**What to produce:**
Return the whole listing exactly as it stands.

**Data lines:**
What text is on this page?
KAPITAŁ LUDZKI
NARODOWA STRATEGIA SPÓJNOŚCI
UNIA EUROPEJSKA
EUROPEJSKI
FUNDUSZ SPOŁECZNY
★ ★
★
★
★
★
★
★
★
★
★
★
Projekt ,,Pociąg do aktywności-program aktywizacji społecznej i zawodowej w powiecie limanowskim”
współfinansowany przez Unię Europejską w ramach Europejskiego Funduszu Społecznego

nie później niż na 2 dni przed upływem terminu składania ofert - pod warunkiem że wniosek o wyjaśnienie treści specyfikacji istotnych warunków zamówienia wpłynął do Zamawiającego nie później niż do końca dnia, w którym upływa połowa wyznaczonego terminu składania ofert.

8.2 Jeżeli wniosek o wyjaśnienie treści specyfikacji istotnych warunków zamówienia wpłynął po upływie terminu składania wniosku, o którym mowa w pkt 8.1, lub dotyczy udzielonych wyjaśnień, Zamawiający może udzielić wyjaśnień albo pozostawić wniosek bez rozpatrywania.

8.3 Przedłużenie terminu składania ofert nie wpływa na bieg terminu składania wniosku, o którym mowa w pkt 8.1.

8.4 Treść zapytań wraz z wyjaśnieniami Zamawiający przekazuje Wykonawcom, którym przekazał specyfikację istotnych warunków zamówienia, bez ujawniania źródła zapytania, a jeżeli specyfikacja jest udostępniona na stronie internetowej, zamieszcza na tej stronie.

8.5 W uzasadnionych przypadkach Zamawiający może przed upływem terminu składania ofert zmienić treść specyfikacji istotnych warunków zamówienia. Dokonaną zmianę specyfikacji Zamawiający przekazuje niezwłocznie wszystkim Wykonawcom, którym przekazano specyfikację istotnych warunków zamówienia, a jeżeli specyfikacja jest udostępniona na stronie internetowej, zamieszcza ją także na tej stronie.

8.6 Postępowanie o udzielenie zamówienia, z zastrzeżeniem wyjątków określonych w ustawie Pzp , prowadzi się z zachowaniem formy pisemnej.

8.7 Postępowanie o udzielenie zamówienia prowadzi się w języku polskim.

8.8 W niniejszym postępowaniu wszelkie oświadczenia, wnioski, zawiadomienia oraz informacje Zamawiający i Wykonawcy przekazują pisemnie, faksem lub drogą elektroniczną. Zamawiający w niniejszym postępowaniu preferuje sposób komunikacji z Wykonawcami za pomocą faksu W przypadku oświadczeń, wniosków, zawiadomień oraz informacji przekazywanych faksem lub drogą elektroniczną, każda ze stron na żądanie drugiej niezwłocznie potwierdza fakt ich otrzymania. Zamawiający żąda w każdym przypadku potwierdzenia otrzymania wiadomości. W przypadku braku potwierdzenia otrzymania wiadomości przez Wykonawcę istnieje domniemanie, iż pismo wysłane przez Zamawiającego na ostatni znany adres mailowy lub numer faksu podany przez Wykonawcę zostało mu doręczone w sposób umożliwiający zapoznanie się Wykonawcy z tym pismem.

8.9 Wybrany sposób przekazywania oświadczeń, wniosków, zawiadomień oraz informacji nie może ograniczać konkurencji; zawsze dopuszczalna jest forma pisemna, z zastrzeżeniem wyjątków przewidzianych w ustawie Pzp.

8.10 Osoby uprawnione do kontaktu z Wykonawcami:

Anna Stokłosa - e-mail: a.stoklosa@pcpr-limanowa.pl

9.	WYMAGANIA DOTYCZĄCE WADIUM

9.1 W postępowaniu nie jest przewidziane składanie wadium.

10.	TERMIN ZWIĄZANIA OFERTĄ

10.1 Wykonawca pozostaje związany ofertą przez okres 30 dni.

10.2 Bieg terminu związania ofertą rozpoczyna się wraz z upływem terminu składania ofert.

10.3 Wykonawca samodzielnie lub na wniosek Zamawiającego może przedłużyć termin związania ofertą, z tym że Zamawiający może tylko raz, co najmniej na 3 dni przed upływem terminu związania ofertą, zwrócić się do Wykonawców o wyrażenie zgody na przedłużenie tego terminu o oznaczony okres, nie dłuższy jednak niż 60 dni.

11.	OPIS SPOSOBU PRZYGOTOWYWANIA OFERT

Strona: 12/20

**The answer:**
What text is on this page?
KAPITAŁ LUDZKI
NARODOWA STRATEGIA SPÓJNOŚCI
UNIA EUROPEJSKA
EUROPEJSKI
FUNDUSZ SPOŁECZNY
★ ★
★
★
★
★
★
★
★
★
★
★
Projekt ,,Pociąg do aktywności-program aktywizacji społecznej i zawodowej w powiecie limanowskim”
współfinansowany przez Unię Europejską w ramach Europejskiego Funduszu Społecznego

nie później niż na 2 dni przed upływem terminu składania ofert - pod warunkiem że wniosek o wyjaśnienie treści specyfikacji istotnych warunków zamówienia wpłynął do Zamawiającego nie później niż do końca dnia, w którym upływa połowa wyznaczonego terminu składania ofert.

8.2 Jeżeli wniosek o wyjaśnienie treści specyfikacji istotnych warunków zamówienia wpłynął po upływie terminu składania wniosku, o którym mowa w pkt 8.1, lub dotyczy udzielonych wyjaśnień, Zamawiający może udzielić wyjaśnień albo pozostawić wniosek bez rozpatrywania.

8.3 Przedłużenie terminu składania ofert nie wpływa na bieg terminu składania wniosku, o którym mowa w pkt 8.1.

8.4 Treść zapytań wraz z wyjaśnieniami Zamawiający przekazuje Wykonawcom, którym przekazał specyfikację istotnych warunków zamówienia, bez ujawniania źródła zapytania, a jeżeli specyfikacja jest udostępniona na stronie internetowej, zamieszcza na tej stronie.

8.5 W uzasadnionych przypadkach Zamawiający może przed upływem terminu składania ofert zmienić treść specyfikacji istotnych warunków zamówienia. Dokonaną zmianę specyfikacji Zamawiający przekazuje niezwłocznie wszystkim Wykonawcom, którym przekazano specyfikację istotnych warunków zamówienia, a jeżeli specyfikacja jest udostępniona na stronie internetowej, zamieszcza ją także na tej stronie.

8.6 Postępowanie o udzielenie zamówienia, z zastrzeżeniem wyjątków określonych w ustawie Pzp , prowadzi się z zachowaniem formy pisemnej.

8.7 Postępowanie o udzielenie zamówienia prowadzi się w języku polskim.

8.8 W niniejszym postępowaniu wszelkie oświadczenia, wnioski, zawiadomienia oraz informacje Zamawiający i Wykonawcy przekazują pisemnie, faksem lub drogą elektroniczną. Zamawiający w niniejszym postępowaniu preferuje sposób komunikacji z Wykonawcami za pomocą faksu W przypadku oświadczeń, wniosków, zawiadomień oraz informacji przekazywanych faksem lub drogą elektroniczną, każda ze stron na żądanie drugiej niezwłocznie potwierdza fakt ich otrzymania. Zamawiający żąda w każdym przypadku potwierdzenia otrzymania wiadomości. W przypadku braku potwierdzenia otrzymania wiadomości przez Wykonawcę istnieje domniemanie, iż pismo wysłane przez Zamawiającego na ostatni znany adres mailowy lub numer faksu podany przez Wykonawcę zostało mu doręczone w sposób umożliwiający zapoznanie się Wykonawcy z tym pismem.

8.9 Wybrany sposób przekazywania oświadczeń, wniosków, zawiadomień oraz informacji nie może ograniczać konkurencji; zawsze dopuszczalna jest forma pisemna, z zastrzeżeniem wyjątków przewidzianych w ustawie Pzp.

8.10 Osoby uprawnione do kontaktu z Wykonawcami:

Anna Stokłosa - e-mail: a.stoklosa@pcpr-limanowa.pl

9.	WYMAGANIA DOTYCZĄCE WADIUM

9.1 W postępowaniu nie jest przewidziane składanie wadium.

10.	TERMIN ZWIĄZANIA OFERTĄ

10.1 Wykonawca pozostaje związany ofertą przez okres 30 dni.

10.2 Bieg terminu związania ofertą rozpoczyna się wraz z upływem terminu składania ofert.

10.3 Wykonawca samodzielnie lub na wniosek Zamawiającego może przedłużyć termin związania ofertą, z tym że Zamawiający może tylko raz, co najmniej na 3 dni przed upływem terminu związania ofertą, zwrócić się do Wykonawców o wyrażenie zgody na przedłużenie tego terminu o oznaczony okres, nie dłuższy jednak niż 60 dni.

11.	OPIS SPOSOBU PRZYGOTOWYWANIA OFERT

Strona: 12/20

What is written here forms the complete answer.